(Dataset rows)
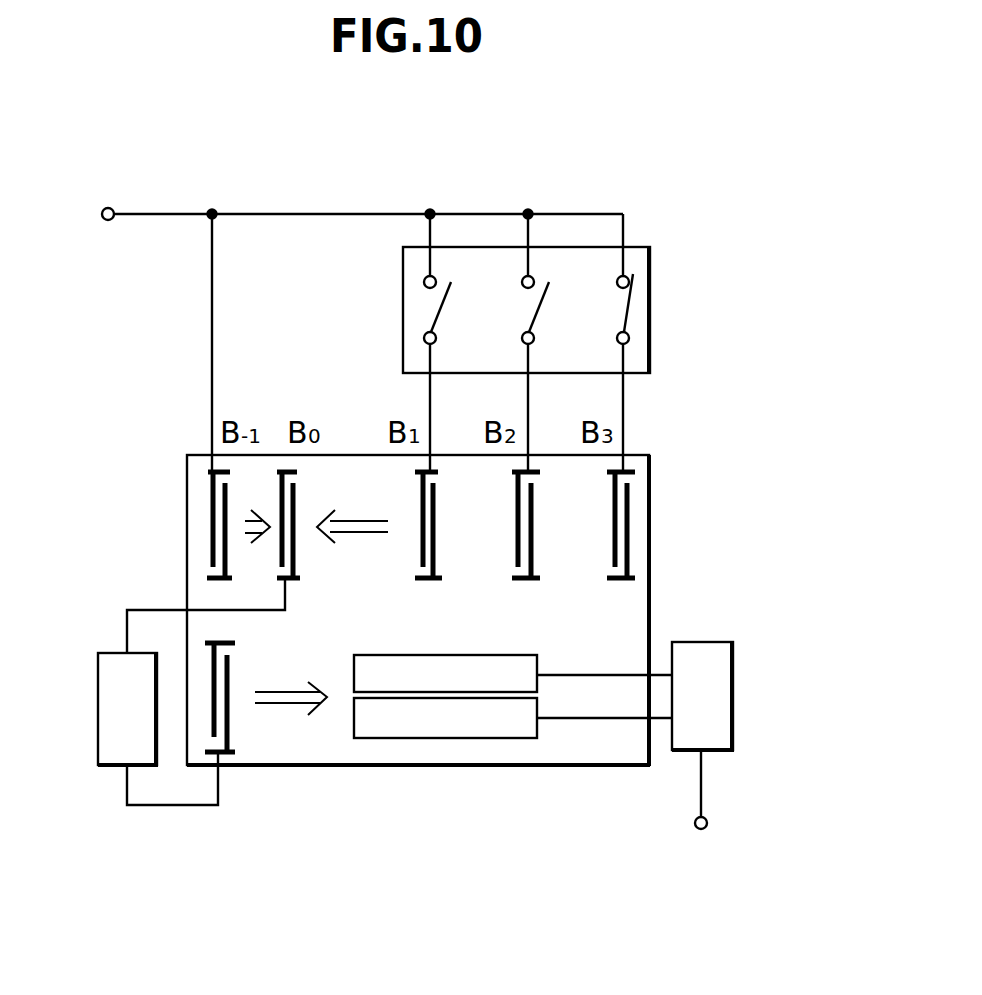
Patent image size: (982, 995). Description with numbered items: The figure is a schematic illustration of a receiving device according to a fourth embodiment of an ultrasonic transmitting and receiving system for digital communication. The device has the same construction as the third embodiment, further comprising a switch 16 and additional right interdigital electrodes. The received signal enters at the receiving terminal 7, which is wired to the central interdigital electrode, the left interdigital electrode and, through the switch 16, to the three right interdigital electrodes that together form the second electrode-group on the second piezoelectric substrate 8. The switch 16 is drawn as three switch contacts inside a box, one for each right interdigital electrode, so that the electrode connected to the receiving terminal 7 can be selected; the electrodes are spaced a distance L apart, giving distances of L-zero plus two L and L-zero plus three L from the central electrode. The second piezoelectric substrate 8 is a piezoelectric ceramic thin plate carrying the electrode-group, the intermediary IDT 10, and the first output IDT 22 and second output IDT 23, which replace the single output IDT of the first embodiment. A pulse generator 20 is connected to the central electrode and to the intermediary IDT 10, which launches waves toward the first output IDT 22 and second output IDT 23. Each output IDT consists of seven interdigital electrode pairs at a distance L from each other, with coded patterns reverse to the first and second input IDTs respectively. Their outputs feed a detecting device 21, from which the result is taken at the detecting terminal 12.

The receiving terminal 7 is at (155, 153).
The switch 16 is at (642, 290).
The second piezoelectric substrate 8 is at (640, 535).
The pulse generator 20 is at (57, 838).
The intermediary IDT 10 is at (228, 722).
The first output IDT 22 is at (502, 840).
The second output IDT 23 is at (560, 888).
The detecting device 21 is at (755, 773).
The detecting terminal 12 is at (761, 857).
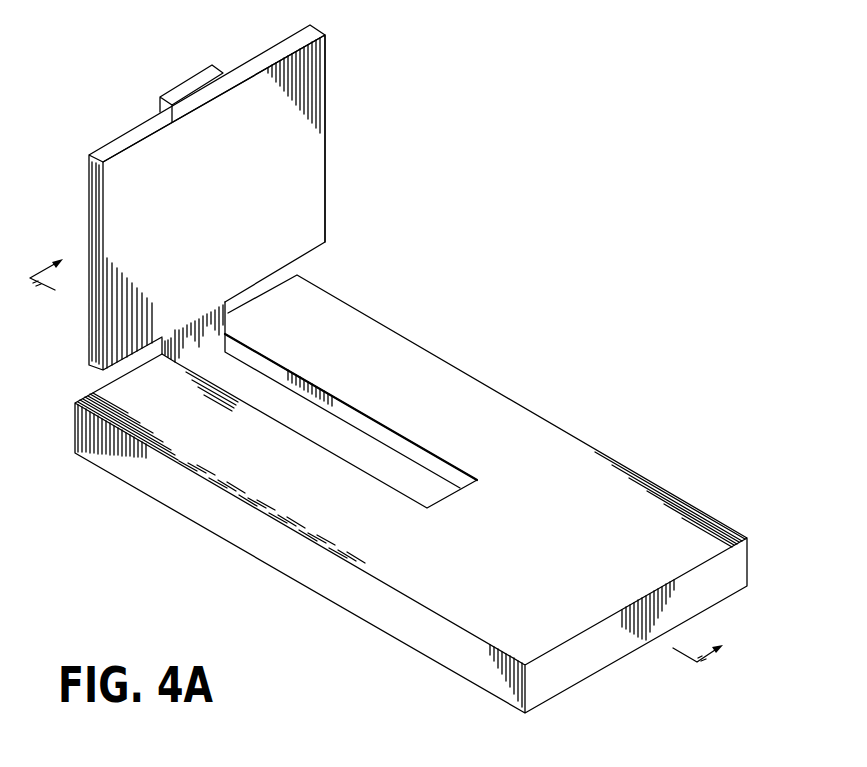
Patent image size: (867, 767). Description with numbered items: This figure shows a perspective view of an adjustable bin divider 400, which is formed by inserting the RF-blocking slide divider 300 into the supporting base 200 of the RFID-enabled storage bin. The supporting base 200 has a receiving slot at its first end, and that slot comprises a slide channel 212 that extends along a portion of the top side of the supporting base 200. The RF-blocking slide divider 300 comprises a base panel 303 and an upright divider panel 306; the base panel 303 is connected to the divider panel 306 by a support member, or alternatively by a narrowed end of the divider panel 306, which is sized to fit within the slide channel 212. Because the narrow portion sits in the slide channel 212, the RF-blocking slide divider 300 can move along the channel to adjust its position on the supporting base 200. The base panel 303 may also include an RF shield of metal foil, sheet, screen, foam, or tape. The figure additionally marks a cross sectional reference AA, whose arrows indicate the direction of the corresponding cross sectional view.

The supporting base 200 is at (572, 443).
The slide channel 212 is at (414, 444).
The RF-blocking slide divider 300 is at (346, 69).
The base panel 303 is at (355, 430).
The divider panel 306 is at (325, 185).
The adjustable bin divider 400 is at (541, 158).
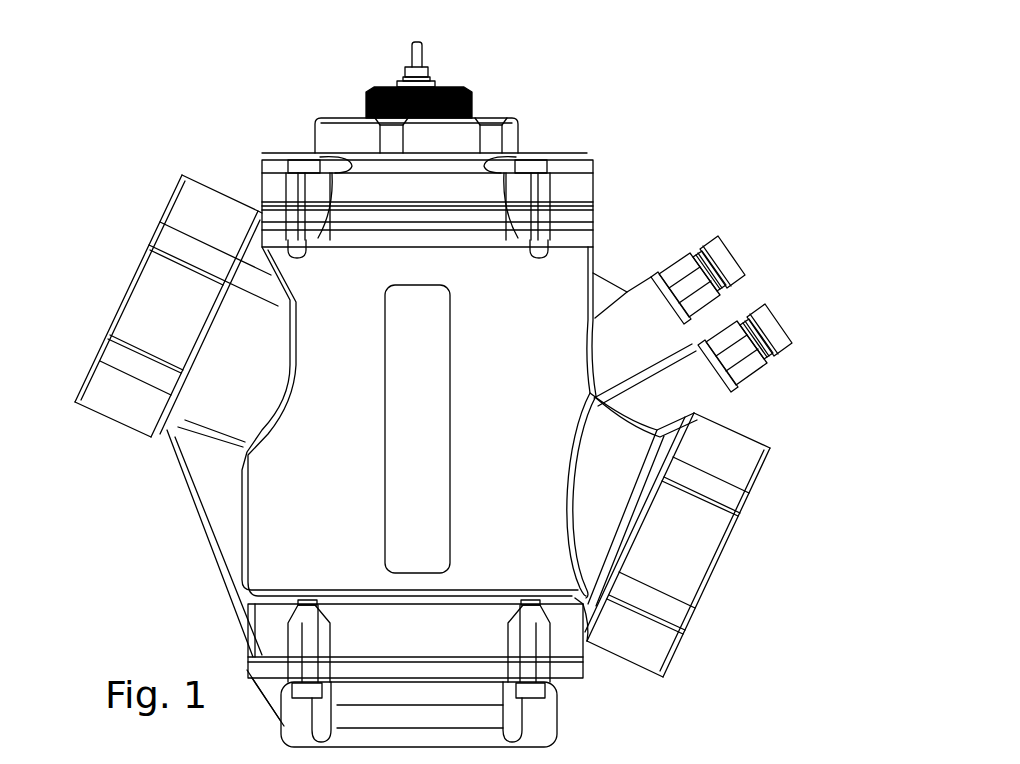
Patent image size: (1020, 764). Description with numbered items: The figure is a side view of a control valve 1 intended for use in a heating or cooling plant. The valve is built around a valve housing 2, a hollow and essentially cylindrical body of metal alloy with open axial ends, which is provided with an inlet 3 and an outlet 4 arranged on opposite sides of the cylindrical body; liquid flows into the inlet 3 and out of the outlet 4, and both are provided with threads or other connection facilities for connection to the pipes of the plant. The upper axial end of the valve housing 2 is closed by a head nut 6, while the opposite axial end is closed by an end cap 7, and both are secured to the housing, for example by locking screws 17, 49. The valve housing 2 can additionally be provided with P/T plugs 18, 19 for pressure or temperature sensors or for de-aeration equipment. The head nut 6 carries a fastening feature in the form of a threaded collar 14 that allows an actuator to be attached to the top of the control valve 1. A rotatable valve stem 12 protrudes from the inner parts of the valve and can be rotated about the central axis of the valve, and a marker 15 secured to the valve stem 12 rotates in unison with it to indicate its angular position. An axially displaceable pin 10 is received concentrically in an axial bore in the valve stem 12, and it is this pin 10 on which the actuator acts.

The control valve 1 is at (203, 106).
The valve housing 2 is at (272, 535).
The inlet 3 is at (133, 268).
The outlet 4 is at (717, 577).
The head nut 6 is at (562, 168).
The end cap 7 is at (547, 717).
The axially displaceable pin 10 is at (419, 52).
The rotatable valve stem 12 is at (403, 70).
The threaded collar 14 is at (470, 100).
The marker 15 is at (433, 85).
The locking screw 17 is at (303, 165).
The P/T plug 18 is at (678, 254).
The P/T plug 19 is at (723, 338).
The locking screw 49 is at (303, 690).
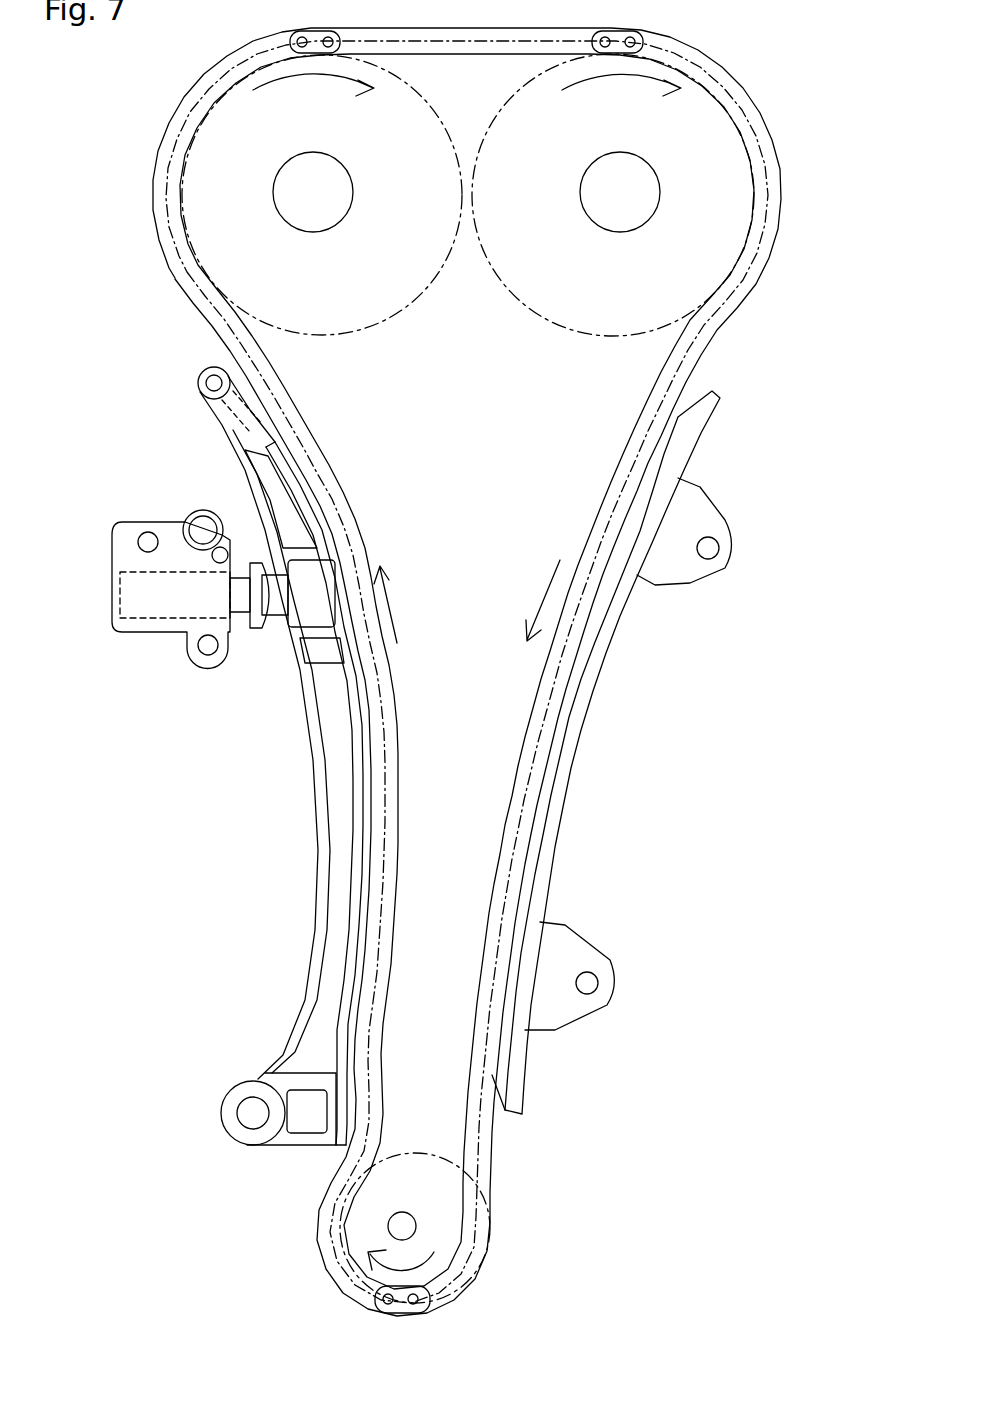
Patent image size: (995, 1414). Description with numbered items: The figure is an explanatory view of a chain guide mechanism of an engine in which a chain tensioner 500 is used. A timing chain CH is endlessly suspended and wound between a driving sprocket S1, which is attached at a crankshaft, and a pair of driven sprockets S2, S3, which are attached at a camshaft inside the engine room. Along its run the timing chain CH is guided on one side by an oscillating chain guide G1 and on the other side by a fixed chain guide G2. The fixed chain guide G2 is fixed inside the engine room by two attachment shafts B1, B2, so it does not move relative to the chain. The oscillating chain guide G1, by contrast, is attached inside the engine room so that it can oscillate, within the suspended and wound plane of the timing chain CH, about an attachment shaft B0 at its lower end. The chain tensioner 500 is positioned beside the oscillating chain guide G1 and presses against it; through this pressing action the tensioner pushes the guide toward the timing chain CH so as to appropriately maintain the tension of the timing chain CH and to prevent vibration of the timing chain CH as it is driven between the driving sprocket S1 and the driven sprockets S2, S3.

The timing chain CH is at (700, 345).
The driving sprocket S1 is at (440, 1226).
The driven sprocket S2 is at (215, 182).
The driven sprocket S3 is at (695, 178).
The oscillating chain guide G1 is at (327, 985).
The fixed chain guide G2 is at (550, 815).
The chain tensioner 500 is at (135, 553).
The attachment shaft B0 is at (253, 1113).
The attachment shaft B1 is at (720, 548).
The attachment shaft B2 is at (597, 983).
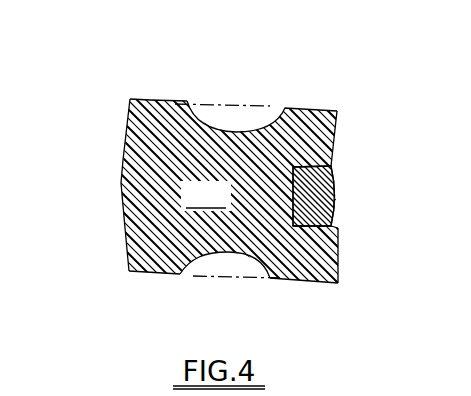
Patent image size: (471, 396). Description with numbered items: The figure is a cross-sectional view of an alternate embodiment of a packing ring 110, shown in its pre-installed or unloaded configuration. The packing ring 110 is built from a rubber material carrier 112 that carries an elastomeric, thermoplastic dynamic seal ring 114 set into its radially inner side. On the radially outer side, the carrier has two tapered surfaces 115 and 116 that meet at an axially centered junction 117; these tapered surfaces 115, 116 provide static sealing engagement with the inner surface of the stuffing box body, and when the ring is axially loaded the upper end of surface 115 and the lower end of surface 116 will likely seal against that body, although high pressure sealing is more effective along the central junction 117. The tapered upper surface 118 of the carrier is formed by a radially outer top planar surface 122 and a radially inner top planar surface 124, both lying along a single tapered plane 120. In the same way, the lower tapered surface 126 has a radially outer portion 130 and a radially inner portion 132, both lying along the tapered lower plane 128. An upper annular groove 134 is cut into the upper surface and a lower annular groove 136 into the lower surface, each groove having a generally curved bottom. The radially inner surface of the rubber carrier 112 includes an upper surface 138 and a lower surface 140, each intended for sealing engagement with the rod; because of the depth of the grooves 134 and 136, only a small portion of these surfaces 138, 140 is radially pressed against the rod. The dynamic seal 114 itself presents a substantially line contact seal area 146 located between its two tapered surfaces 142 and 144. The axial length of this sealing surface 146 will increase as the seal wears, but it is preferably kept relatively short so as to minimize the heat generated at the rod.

#### Stated task:
Copy out every line of the rows above word for word, leaving out the pictures.

#### Result of the exercise:
Patent image size: (982, 995). Description with numbered items: The figure is a schematic illustration of a receiving device according to a fourth embodiment of an ultrasonic transmitting and receiving system for digital communication. The device has the same construction as the third embodiment, further comprising a switch 16 and additional right interdigital electrodes. The received signal enters at the receiving terminal 7, which is wired to the central interdigital electrode, the left interdigital electrode and, through the switch 16, to the three right interdigital electrodes that together form the second electrode-group on the second piezoelectric substrate 8. The switch 16 is drawn as three switch contacts inside a box, one for each right interdigital electrode, so that the electrode connected to the receiving terminal 7 can be selected; the electrodes are spaced a distance L apart, giving distances of L-zero plus two L and L-zero plus three L from the central electrode. The second piezoelectric substrate 8 is a piezoelectric ceramic thin plate carrying the electrode-group, the intermediary IDT 10, and the first output IDT 22 and second output IDT 23, which replace the single output IDT of the first embodiment. A pulse generator 20 is connected to the central electrode and to the intermediary IDT 10, which launches waves toward the first output IDT 22 and second output IDT 23. Each output IDT consists of seven interdigital electrode pairs at a distance L from each other, with coded patterns reverse to the first and second input IDTs respectively. Their outputs feed a detecting device 21, from which the result is taken at the detecting terminal 12.

The receiving terminal 7 is at (155, 153).
The switch 16 is at (642, 290).
The second piezoelectric substrate 8 is at (640, 535).
The pulse generator 20 is at (57, 838).
The intermediary IDT 10 is at (228, 722).
The first output IDT 22 is at (502, 840).
The second output IDT 23 is at (560, 888).
The detecting device 21 is at (755, 773).
The detecting terminal 12 is at (761, 857).
Patent image size: (867, 767). Description with numbered items: This figure shows a perspective view of an adjustable bin divider 400, which is formed by inserting the RF-blocking slide divider 300 into the supporting base 200 of the RFID-enabled storage bin. The supporting base 200 has a receiving slot at its first end, and that slot comprises a slide channel 212 that extends along a portion of the top side of the supporting base 200. The RF-blocking slide divider 300 comprises a base panel 303 and an upright divider panel 306; the base panel 303 is connected to the divider panel 306 by a support member, or alternatively by a narrowed end of the divider panel 306, which is sized to fit within the slide channel 212. Because the narrow portion sits in the slide channel 212, the RF-blocking slide divider 300 can move along the channel to adjust its position on the supporting base 200. The base panel 303 may also include an RF shield of metal foil, sheet, screen, foam, or tape. The figure additionally marks a cross sectional reference AA, whose arrows indicate the direction of the corresponding cross sectional view.

The supporting base 200 is at (572, 443).
The slide channel 212 is at (414, 444).
The RF-blocking slide divider 300 is at (346, 69).
The base panel 303 is at (355, 430).
The divider panel 306 is at (325, 185).
The adjustable bin divider 400 is at (541, 158).
Patent image size: (1020, 764). Description with numbered items: The figure is a side view of a control valve 1 intended for use in a heating or cooling plant. The valve is built around a valve housing 2, a hollow and essentially cylindrical body of metal alloy with open axial ends, which is provided with an inlet 3 and an outlet 4 arranged on opposite sides of the cylindrical body; liquid flows into the inlet 3 and out of the outlet 4, and both are provided with threads or other connection facilities for connection to the pipes of the plant. The upper axial end of the valve housing 2 is closed by a head nut 6, while the opposite axial end is closed by an end cap 7, and both are secured to the housing, for example by locking screws 17, 49. The valve housing 2 can additionally be provided with P/T plugs 18, 19 for pressure or temperature sensors or for de-aeration equipment. The head nut 6 carries a fastening feature in the form of a threaded collar 14 that allows an actuator to be attached to the top of the control valve 1. A rotatable valve stem 12 protrudes from the inner parts of the valve and can be rotated about the central axis of the valve, and a marker 15 secured to the valve stem 12 rotates in unison with it to indicate its angular position. An axially displaceable pin 10 is received concentrically in an axial bore in the valve stem 12, and it is this pin 10 on which the actuator acts.

The control valve 1 is at (203, 106).
The valve housing 2 is at (272, 535).
The inlet 3 is at (133, 268).
The outlet 4 is at (717, 577).
The head nut 6 is at (562, 168).
The end cap 7 is at (547, 717).
The axially displaceable pin 10 is at (419, 52).
The rotatable valve stem 12 is at (403, 70).
The threaded collar 14 is at (470, 100).
The marker 15 is at (433, 85).
The locking screw 17 is at (303, 165).
The P/T plug 18 is at (678, 254).
The P/T plug 19 is at (723, 338).
The locking screw 49 is at (303, 690).
Patent image size: (995, 1414). Description with numbered items: The figure is an explanatory view of a chain guide mechanism of an engine in which a chain tensioner 500 is used. A timing chain CH is endlessly suspended and wound between a driving sprocket S1, which is attached at a crankshaft, and a pair of driven sprockets S2, S3, which are attached at a camshaft inside the engine room. Along its run the timing chain CH is guided on one side by an oscillating chain guide G1 and on the other side by a fixed chain guide G2. The fixed chain guide G2 is fixed inside the engine room by two attachment shafts B1, B2, so it does not move relative to the chain. The oscillating chain guide G1, by contrast, is attached inside the engine room so that it can oscillate, within the suspended and wound plane of the timing chain CH, about an attachment shaft B0 at its lower end. The chain tensioner 500 is positioned beside the oscillating chain guide G1 and presses against it; through this pressing action the tensioner pushes the guide toward the timing chain CH so as to appropriately maintain the tension of the timing chain CH and to prevent vibration of the timing chain CH as it is driven between the driving sprocket S1 and the driven sprockets S2, S3.

The timing chain CH is at (700, 345).
The driving sprocket S1 is at (440, 1226).
The driven sprocket S2 is at (215, 182).
The driven sprocket S3 is at (695, 178).
The oscillating chain guide G1 is at (327, 985).
The fixed chain guide G2 is at (550, 815).
The chain tensioner 500 is at (135, 553).
The attachment shaft B0 is at (253, 1113).
The attachment shaft B1 is at (720, 548).
The attachment shaft B2 is at (597, 983).
Patent image size: (471, 396). Description with numbered items: The figure is a cross-sectional view of an alternate embodiment of a packing ring 110, shown in its pre-installed or unloaded configuration. The packing ring 110 is built from a rubber material carrier 112 that carries an elastomeric, thermoplastic dynamic seal ring 114 set into its radially inner side. On the radially outer side, the carrier has two tapered surfaces 115 and 116 that meet at an axially centered junction 117; these tapered surfaces 115, 116 provide static sealing engagement with the inner surface of the stuffing box body, and when the ring is axially loaded the upper end of surface 115 and the lower end of surface 116 will likely seal against that body, although high pressure sealing is more effective along the central junction 117. The tapered upper surface 118 of the carrier is formed by a radially outer top planar surface 122 and a radially inner top planar surface 124, both lying along a single tapered plane 120. In the same way, the lower tapered surface 126 has a radially outer portion 130 and a radially inner portion 132, both lying along the tapered lower plane 128. An upper annular groove 134 is cut into the upper surface and a lower annular groove 136 into the lower surface, each groove having a generally curved bottom. The radially inner surface of the rubber carrier 112 includes an upper surface 138 and a lower surface 140, each intended for sealing engagement with the rod; because of the depth of the grooves 134 and 136, only a small portion of these surfaces 138, 140 is radially pressed against the rod. The dynamic seal 114 itself presents a substantially line contact seal area 146 located between its two tapered surfaces 142 and 144. The axial length of this sealing surface 146 will increase as the seal wears, but it is preferably kept relatively short so as to minimize the heat generated at the rod.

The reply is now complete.